#### [AIM OF THE TASK]
Please transcribe the records precisely; pictures stay out of your copy.
──────── DATA ────────
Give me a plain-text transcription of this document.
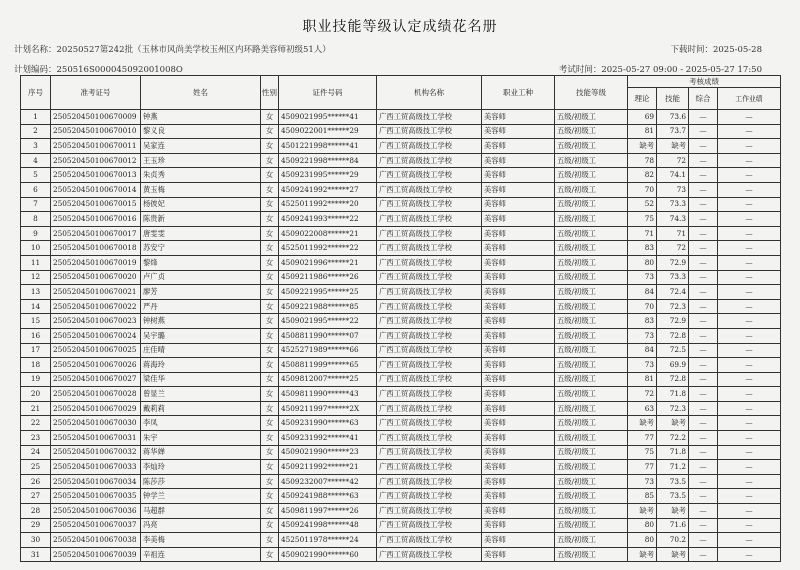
职业技能等级认定成绩花名册
计划名称：20250527第242批（玉林市风尚美学校玉州区内环路美容师初级51人）	下载时间：2025-05-28
计划编码：250516S000045092001008O	考试时间：2025-05-27 09:00 - 2025-05-27 17:50
序号	准考证号	姓名	性别	证件号码	机构名称	职业工种	技能等级	考核成绩			
								理论	技能	综合	工作业绩
1	250520450100670009	钟燕	女	4509021995******41	广西工贸高级技工学校	美容师	五级/初级工	69	73.6	—	—
2	250520450100670010	黎义良	女	4509022001******29	广西工贸高级技工学校	美容师	五级/初级工	81	73.7	—	—
3	250520450100670011	吴家连	女	4501221998******41	广西工贸高级技工学校	美容师	五级/初级工	缺考	缺考	—	—
4	250520450100670012	王玉珍	女	4509221998******84	广西工贸高级技工学校	美容师	五级/初级工	78	72	—	—
5	250520450100670013	朱贞秀	女	4509231995******29	广西工贸高级技工学校	美容师	五级/初级工	82	74.1	—	—
6	250520450100670014	黄玉梅	女	4509241992******27	广西工贸高级技工学校	美容师	五级/初级工	70	73	—	—
7	250520450100670015	杨彼妃	女	4525011992******20	广西工贸高级技工学校	美容师	五级/初级工	52	73.3	—	—
8	250520450100670016	陈贵新	女	4509241993******22	广西工贸高级技工学校	美容师	五级/初级工	75	74.3	—	—
9	250520450100670017	唐雯雯	女	4509022008******21	广西工贸高级技工学校	美容师	五级/初级工	71	71	—	—
10	250520450100670018	苏安宁	女	4525011992******22	广西工贸高级技工学校	美容师	五级/初级工	83	72	—	—
11	250520450100670019	黎烽	女	4509021996******21	广西工贸高级技工学校	美容师	五级/初级工	80	72.9	—	—
12	250520450100670020	卢广贞	女	4509211986******26	广西工贸高级技工学校	美容师	五级/初级工	73	73.3	—	—
13	250520450100670021	廖芳	女	4509221995******25	广西工贸高级技工学校	美容师	五级/初级工	84	72.4	—	—
14	250520450100670022	严丹	女	4509221988******85	广西工贸高级技工学校	美容师	五级/初级工	70	72.3	—	—
15	250520450100670023	钟树燕	女	4509021995******22	广西工贸高级技工学校	美容师	五级/初级工	83	72.9	—	—
16	250520450100670024	吴宇璐	女	4508811990******07	广西工贸高级技工学校	美容师	五级/初级工	73	72.8	—	—
17	250520450100670025	庄佳晴	女	4525271989******66	广西工贸高级技工学校	美容师	五级/初级工	84	72.5	—	—
18	250520450100670026	蒋海玲	女	4508811999******65	广西工贸高级技工学校	美容师	五级/初级工	73	69.9	—	—
19	250520450100670027	梁佳华	女	4509812007******25	广西工贸高级技工学校	美容师	五级/初级工	81	72.8	—	—
20	250520450100670028	曾显兰	女	4509811990******43	广西工贸高级技工学校	美容师	五级/初级工	72	71.8	—	—
21	250520450100670029	戴莉莉	女	4509211997******2X	广西工贸高级技工学校	美容师	五级/初级工	63	72.3	—	—
22	250520450100670030	李凤	女	4509231990******63	广西工贸高级技工学校	美容师	五级/初级工	缺考	缺考	—	—
23	250520450100670031	朱宇	女	4509231992******41	广西工贸高级技工学校	美容师	五级/初级工	77	72.2	—	—
24	250520450100670032	蒋华婵	女	4509021990******23	广西工贸高级技工学校	美容师	五级/初级工	75	71.8	—	—
25	250520450100670033	李灿玲	女	4509211992******21	广西工贸高级技工学校	美容师	五级/初级工	77	71.2	—	—
26	250520450100670034	陈莎莎	女	4509232007******42	广西工贸高级技工学校	美容师	五级/初级工	73	73.5	—	—
27	250520450100670035	钟学兰	女	4509241988******63	广西工贸高级技工学校	美容师	五级/初级工	85	73.5	—	—
28	250520450100670036	马超群	女	4509811997******26	广西工贸高级技工学校	美容师	五级/初级工	缺考	缺考	—	—
29	250520450100670037	冯亮	女	4509241998******48	广西工贸高级技工学校	美容师	五级/初级工	80	71.6	—	—
30	250520450100670038	李美梅	女	4525011978******24	广西工贸高级技工学校	美容师	五级/初级工	80	70.2	—	—
31	250520450100670039	辛祖连	女	4509021990******60	广西工贸高级技工学校	美容师	五级/初级工	缺考	缺考	—	—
────────
#### [CORRECT ANSWER]
Give me a plain-text transcription of this document.
职业技能等级认定成绩花名册
计划名称：20250527第242批（玉林市风尚美学校玉州区内环路美容师初级51人）	下载时间：2025-05-28
计划编码：250516S000045092001008O	考试时间：2025-05-27 09:00 - 2025-05-27 17:50
序号	准考证号	姓名	性别	证件号码	机构名称	职业工种	技能等级	考核成绩			
								理论	技能	综合	工作业绩
1	250520450100670009	钟燕	女	4509021995******41	广西工贸高级技工学校	美容师	五级/初级工	69	73.6	—	—
2	250520450100670010	黎义良	女	4509022001******29	广西工贸高级技工学校	美容师	五级/初级工	81	73.7	—	—
3	250520450100670011	吴家连	女	4501221998******41	广西工贸高级技工学校	美容师	五级/初级工	缺考	缺考	—	—
4	250520450100670012	王玉珍	女	4509221998******84	广西工贸高级技工学校	美容师	五级/初级工	78	72	—	—
5	250520450100670013	朱贞秀	女	4509231995******29	广西工贸高级技工学校	美容师	五级/初级工	82	74.1	—	—
6	250520450100670014	黄玉梅	女	4509241992******27	广西工贸高级技工学校	美容师	五级/初级工	70	73	—	—
7	250520450100670015	杨彼妃	女	4525011992******20	广西工贸高级技工学校	美容师	五级/初级工	52	73.3	—	—
8	250520450100670016	陈贵新	女	4509241993******22	广西工贸高级技工学校	美容师	五级/初级工	75	74.3	—	—
9	250520450100670017	唐雯雯	女	4509022008******21	广西工贸高级技工学校	美容师	五级/初级工	71	71	—	—
10	250520450100670018	苏安宁	女	4525011992******22	广西工贸高级技工学校	美容师	五级/初级工	83	72	—	—
11	250520450100670019	黎烽	女	4509021996******21	广西工贸高级技工学校	美容师	五级/初级工	80	72.9	—	—
12	250520450100670020	卢广贞	女	4509211986******26	广西工贸高级技工学校	美容师	五级/初级工	73	73.3	—	—
13	250520450100670021	廖芳	女	4509221995******25	广西工贸高级技工学校	美容师	五级/初级工	84	72.4	—	—
14	250520450100670022	严丹	女	4509221988******85	广西工贸高级技工学校	美容师	五级/初级工	70	72.3	—	—
15	250520450100670023	钟树燕	女	4509021995******22	广西工贸高级技工学校	美容师	五级/初级工	83	72.9	—	—
16	250520450100670024	吴宇璐	女	4508811990******07	广西工贸高级技工学校	美容师	五级/初级工	73	72.8	—	—
17	250520450100670025	庄佳晴	女	4525271989******66	广西工贸高级技工学校	美容师	五级/初级工	84	72.5	—	—
18	250520450100670026	蒋海玲	女	4508811999******65	广西工贸高级技工学校	美容师	五级/初级工	73	69.9	—	—
19	250520450100670027	梁佳华	女	4509812007******25	广西工贸高级技工学校	美容师	五级/初级工	81	72.8	—	—
20	250520450100670028	曾显兰	女	4509811990******43	广西工贸高级技工学校	美容师	五级/初级工	72	71.8	—	—
21	250520450100670029	戴莉莉	女	4509211997******2X	广西工贸高级技工学校	美容师	五级/初级工	63	72.3	—	—
22	250520450100670030	李凤	女	4509231990******63	广西工贸高级技工学校	美容师	五级/初级工	缺考	缺考	—	—
23	250520450100670031	朱宇	女	4509231992******41	广西工贸高级技工学校	美容师	五级/初级工	77	72.2	—	—
24	250520450100670032	蒋华婵	女	4509021990******23	广西工贸高级技工学校	美容师	五级/初级工	75	71.8	—	—
25	250520450100670033	李灿玲	女	4509211992******21	广西工贸高级技工学校	美容师	五级/初级工	77	71.2	—	—
26	250520450100670034	陈莎莎	女	4509232007******42	广西工贸高级技工学校	美容师	五级/初级工	73	73.5	—	—
27	250520450100670035	钟学兰	女	4509241988******63	广西工贸高级技工学校	美容师	五级/初级工	85	73.5	—	—
28	250520450100670036	马超群	女	4509811997******26	广西工贸高级技工学校	美容师	五级/初级工	缺考	缺考	—	—
29	250520450100670037	冯亮	女	4509241998******48	广西工贸高级技工学校	美容师	五级/初级工	80	71.6	—	—
30	250520450100670038	李美梅	女	4525011978******24	广西工贸高级技工学校	美容师	五级/初级工	80	70.2	—	—
31	250520450100670039	辛祖连	女	4509021990******60	广西工贸高级技工学校	美容师	五级/初级工	缺考	缺考	—	—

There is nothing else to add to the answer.